To do
A - In the lecture summaries on spiritual exercises and elemental beings, what did the path of Yoga lead to?
B - Translate this sentence from the lecture summaries on spiritual exercises and elemental beings into Spanish: "The Yogi attained knowledge by entering deeper into his physical being."
C - Carry the lecture summaries on spiritual exercises and elemental beings forward from their final sentence.

Start of Selected extract

VII.Modern and Ancient Spiritual Exercises May 27, 1922
The way man through the ages has attained higher knowledge throws light on his being and evolution. The path of Yoga led to an enhanced feeling of self and to memory of existence before birth. The Bhagavad Gita, the Vedanta philosophy and mantric sayings all originated from the spiritual experiences of the Yogi. The Yogi combined breathing and thinking into one process, thus obtaining his higher knowledge by means of the body. Modern man must do the opposite: separate thinking from breathing and with pure thinking enter into the rhythms of the external world. All modern exercises in meditation aim at separating thinking from breathing (plant exercise in Knowledge of the Higher Worlds). The twelve senses. The directions of space are qualitatively different. Through ascetic practices revelations of the great religions were obtained. The attainment of higher knowledge through meditation causes not physical but soul pain which must be overcome.
VIII.The Elementary World and its Beings May 28, 1922
Man's relation to elemental beings during earth evolution. A new stream of spirituality is ready to pour in and fructify the declining intellect. Man's special task between the 15th and 19th Centuries. The difference between attaining a higher attribute through strenuous effort and being simply born with it. The Yogi attained knowledge by entering deeper into his physical being. Modern man must go right out of his body and participate in the external world. The four elements and the beings connected with them. The danger that elemental beings may, through man's materialism, come under Ahrimanic influence and deflect the earth from its proper course. A sign of this danger can be seen in the practice and popularity of psychoanalysis. A similar danger would arise if the elemental beings of the higher ether elements would come under the domination of Lucifer. The necessity for man to attain spiritual insight.

End of Selected extract
Start of Entries supplied

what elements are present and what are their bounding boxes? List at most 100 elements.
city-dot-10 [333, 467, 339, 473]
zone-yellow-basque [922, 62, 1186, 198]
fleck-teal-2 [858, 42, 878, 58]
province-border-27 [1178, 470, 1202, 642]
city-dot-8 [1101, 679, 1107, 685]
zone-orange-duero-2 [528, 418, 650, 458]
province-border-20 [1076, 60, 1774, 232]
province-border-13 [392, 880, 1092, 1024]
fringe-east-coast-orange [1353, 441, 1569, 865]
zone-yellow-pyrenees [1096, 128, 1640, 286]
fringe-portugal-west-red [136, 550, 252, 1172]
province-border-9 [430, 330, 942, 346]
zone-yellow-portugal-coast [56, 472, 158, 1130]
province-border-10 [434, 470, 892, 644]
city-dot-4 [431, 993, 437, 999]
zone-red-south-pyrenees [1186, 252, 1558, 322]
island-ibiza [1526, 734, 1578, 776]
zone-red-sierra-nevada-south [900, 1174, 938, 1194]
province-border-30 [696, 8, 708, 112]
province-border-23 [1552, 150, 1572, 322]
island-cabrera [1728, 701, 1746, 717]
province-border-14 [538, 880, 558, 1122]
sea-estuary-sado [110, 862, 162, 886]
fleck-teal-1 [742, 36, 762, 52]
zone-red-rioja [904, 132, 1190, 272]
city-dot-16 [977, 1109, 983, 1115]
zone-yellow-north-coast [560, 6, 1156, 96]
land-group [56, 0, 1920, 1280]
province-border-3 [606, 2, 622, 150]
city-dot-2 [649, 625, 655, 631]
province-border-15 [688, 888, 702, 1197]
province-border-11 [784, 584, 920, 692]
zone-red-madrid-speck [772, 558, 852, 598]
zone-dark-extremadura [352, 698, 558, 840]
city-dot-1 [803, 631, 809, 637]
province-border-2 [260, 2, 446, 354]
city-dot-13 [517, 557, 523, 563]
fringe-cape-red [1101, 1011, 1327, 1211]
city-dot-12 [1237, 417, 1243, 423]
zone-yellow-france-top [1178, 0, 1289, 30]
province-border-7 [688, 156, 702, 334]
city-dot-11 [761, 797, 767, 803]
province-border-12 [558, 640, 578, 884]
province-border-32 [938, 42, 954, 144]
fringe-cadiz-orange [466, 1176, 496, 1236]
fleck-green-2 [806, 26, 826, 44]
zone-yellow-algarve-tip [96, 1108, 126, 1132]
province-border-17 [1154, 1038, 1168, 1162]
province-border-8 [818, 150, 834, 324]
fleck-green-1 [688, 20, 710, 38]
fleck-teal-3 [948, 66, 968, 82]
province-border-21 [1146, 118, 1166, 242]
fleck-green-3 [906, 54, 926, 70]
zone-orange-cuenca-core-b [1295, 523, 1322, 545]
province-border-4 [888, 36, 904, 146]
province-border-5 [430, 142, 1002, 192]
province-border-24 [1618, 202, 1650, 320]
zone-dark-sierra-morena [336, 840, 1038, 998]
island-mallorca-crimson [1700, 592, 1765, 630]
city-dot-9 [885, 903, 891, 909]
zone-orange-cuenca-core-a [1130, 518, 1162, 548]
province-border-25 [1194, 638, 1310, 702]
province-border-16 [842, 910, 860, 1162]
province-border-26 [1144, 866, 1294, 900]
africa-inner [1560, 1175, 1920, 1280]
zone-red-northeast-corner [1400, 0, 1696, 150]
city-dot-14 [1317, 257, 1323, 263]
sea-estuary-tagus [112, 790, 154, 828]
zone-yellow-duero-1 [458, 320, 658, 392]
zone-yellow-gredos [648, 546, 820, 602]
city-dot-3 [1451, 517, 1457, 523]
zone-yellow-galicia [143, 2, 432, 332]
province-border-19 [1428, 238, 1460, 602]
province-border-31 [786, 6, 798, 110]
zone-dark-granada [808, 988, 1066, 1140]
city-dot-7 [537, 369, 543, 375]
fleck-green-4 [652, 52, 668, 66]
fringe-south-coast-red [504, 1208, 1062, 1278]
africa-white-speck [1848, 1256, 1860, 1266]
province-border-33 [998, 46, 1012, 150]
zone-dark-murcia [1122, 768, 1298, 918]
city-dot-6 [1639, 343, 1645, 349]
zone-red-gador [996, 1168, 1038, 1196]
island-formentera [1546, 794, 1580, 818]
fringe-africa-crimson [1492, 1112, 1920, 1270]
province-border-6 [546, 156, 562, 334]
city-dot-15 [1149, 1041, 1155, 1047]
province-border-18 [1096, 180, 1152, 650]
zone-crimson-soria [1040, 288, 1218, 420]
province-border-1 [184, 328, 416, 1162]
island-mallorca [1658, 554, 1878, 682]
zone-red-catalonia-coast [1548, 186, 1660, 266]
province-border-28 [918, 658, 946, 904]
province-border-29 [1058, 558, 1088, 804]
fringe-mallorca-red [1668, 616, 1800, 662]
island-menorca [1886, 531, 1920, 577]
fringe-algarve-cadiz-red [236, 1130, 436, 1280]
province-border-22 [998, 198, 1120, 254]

End of Entries supplied

Responses per task
A - It led to an enhanced feeling of self and to memory of existence before birth.

B - El yogui alcanzaba el conocimiento adentrándose más profundamente en su ser físico.

C -
IX.The Contrasting World-Conceptions of East and West June 17, 1922
Man's relation to his environment during sleep. Great cultures arose in ancient times though men were not educated in the modern sense. Their thoughts were inspired, whereas now man has to produce them himself with effort. This necessity began in ancient Greece (Socrates). In the Orient thoughts arose of their own accord. Man's whole organization was different and therefore also his relation to the divine beings during sleep. Man's senses in particular have changed considerably even within historical times. The origin of the belief in ghosts. In former times man experienced thoughts pulsating through his will. Modern man, especially Western man, experiences only will impulses and instincts. For him these become inner ghosts because, like the outer ghosts, they are not recognized in their true nature. Luciferic and Ahrimanic instincts. Man at present lives in a period when ancient ghosts collide with modern ones giving rise to chaotic conditions. Man's strongest aim now must be to attain spiritual insight that will enable him to receive spiritual impulses also for his life as a social being.